* Your objective: Write each line exactly, from the line that holds "Serialize everything readable" through the final line of the material, and no other line.
------ Data to use
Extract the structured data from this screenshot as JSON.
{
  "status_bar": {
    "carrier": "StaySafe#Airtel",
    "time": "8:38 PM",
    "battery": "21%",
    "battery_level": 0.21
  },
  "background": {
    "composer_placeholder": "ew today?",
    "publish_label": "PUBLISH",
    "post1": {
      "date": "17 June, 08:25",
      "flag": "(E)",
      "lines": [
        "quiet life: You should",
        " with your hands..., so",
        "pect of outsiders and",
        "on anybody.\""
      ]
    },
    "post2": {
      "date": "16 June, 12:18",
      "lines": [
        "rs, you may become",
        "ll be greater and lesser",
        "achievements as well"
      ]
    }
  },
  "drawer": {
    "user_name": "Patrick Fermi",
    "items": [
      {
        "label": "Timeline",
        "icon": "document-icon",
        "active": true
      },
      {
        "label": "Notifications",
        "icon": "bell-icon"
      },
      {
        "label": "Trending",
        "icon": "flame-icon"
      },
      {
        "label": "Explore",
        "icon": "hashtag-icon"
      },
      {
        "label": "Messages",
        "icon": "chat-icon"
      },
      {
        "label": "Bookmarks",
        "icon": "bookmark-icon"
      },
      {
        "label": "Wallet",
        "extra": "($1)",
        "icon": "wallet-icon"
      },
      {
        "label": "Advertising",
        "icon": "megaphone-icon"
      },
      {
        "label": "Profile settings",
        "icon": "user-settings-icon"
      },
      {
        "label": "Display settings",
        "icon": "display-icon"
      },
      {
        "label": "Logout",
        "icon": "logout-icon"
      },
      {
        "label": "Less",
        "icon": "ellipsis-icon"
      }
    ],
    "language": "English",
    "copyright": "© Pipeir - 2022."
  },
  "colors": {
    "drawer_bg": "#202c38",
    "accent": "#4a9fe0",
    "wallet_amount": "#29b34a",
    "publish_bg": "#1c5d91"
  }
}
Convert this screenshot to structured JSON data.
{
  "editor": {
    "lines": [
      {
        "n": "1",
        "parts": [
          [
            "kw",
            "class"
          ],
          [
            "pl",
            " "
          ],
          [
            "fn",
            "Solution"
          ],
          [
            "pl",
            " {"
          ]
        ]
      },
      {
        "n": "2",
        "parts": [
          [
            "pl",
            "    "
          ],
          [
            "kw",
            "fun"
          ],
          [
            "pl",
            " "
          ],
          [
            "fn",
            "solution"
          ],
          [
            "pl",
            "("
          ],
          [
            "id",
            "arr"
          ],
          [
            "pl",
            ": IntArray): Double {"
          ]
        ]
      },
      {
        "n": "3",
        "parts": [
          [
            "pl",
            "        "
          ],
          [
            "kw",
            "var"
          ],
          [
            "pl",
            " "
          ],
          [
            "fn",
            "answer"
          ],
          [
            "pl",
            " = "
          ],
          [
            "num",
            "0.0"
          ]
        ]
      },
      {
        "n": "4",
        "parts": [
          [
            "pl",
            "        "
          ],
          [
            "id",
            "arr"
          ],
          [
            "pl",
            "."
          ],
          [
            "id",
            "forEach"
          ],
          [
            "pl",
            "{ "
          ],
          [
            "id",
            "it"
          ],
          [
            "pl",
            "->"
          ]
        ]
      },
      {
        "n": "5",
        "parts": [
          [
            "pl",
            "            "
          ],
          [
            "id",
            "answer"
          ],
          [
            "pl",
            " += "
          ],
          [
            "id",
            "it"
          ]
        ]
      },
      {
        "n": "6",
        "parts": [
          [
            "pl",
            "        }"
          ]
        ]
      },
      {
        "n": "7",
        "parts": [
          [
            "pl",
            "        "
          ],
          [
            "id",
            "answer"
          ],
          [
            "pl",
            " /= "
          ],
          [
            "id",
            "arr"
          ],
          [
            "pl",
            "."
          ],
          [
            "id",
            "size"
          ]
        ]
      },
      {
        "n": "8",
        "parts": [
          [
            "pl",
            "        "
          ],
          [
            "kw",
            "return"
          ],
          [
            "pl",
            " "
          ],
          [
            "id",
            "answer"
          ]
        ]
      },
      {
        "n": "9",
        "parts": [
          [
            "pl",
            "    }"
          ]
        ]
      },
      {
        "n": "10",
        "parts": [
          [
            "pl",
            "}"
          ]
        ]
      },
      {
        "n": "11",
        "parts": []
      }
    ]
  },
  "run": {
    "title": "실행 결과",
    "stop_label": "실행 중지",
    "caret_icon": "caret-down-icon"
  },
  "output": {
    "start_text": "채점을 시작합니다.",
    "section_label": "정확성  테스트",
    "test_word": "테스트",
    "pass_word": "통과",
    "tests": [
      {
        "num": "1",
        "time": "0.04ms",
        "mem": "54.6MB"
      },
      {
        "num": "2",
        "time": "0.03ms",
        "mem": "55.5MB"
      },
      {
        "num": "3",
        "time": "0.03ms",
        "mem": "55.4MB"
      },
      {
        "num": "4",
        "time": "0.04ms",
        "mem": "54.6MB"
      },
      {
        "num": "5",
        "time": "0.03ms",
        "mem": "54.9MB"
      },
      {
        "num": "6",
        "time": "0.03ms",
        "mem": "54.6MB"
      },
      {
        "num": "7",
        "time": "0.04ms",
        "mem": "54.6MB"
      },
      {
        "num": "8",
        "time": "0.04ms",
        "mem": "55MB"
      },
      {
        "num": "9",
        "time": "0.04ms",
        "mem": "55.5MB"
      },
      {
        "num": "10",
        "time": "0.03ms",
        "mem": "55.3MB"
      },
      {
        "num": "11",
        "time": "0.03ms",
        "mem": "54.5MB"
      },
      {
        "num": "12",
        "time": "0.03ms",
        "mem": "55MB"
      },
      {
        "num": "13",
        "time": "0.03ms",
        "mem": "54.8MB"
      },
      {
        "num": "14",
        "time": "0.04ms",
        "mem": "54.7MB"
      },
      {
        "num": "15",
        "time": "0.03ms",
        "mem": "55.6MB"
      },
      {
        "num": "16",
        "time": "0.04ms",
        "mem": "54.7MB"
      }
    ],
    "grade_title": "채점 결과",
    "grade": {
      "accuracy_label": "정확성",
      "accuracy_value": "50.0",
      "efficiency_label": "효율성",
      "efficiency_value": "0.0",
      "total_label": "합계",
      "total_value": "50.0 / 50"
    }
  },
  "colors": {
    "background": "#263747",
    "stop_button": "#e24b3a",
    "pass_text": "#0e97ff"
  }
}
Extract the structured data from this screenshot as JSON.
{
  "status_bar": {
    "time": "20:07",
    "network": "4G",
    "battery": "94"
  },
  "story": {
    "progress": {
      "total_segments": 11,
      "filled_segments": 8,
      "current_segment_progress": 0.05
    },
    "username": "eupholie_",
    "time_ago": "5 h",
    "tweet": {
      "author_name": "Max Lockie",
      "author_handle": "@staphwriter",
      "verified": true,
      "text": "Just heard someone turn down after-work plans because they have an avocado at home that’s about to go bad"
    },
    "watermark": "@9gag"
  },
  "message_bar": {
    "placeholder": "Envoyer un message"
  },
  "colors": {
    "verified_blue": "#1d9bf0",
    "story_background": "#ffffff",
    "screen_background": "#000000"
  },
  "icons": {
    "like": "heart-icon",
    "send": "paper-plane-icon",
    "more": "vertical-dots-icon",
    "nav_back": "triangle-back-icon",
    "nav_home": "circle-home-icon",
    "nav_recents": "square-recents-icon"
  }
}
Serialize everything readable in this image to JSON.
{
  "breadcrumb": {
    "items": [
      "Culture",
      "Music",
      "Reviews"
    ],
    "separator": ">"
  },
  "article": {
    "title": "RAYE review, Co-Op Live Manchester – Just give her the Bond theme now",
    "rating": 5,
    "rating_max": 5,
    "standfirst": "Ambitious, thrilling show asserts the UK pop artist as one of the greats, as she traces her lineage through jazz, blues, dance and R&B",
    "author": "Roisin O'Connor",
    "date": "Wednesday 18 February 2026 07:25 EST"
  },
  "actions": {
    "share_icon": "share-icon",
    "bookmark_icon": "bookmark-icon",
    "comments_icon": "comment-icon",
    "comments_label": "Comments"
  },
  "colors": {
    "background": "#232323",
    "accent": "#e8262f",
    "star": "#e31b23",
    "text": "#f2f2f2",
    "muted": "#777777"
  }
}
------------
* Exercise response:
Serialize everything readable in this image to JSON.
{
  "breadcrumb": {
    "items": [
      "Culture",
      "Music",
      "Reviews"
    ],
    "separator": ">"
  },
  "article": {
    "title": "RAYE review, Co-Op Live Manchester – Just give her the Bond theme now",
    "rating": 5,
    "rating_max": 5,
    "standfirst": "Ambitious, thrilling show asserts the UK pop artist as one of the greats, as she traces her lineage through jazz, blues, dance and R&B",
    "author": "Roisin O'Connor",
    "date": "Wednesday 18 February 2026 07:25 EST"
  },
  "actions": {
    "share_icon": "share-icon",
    "bookmark_icon": "bookmark-icon",
    "comments_icon": "comment-icon",
    "comments_label": "Comments"
  },
  "colors": {
    "background": "#232323",
    "accent": "#e8262f",
    "star": "#e31b23",
    "text": "#f2f2f2",
    "muted": "#777777"
  }
}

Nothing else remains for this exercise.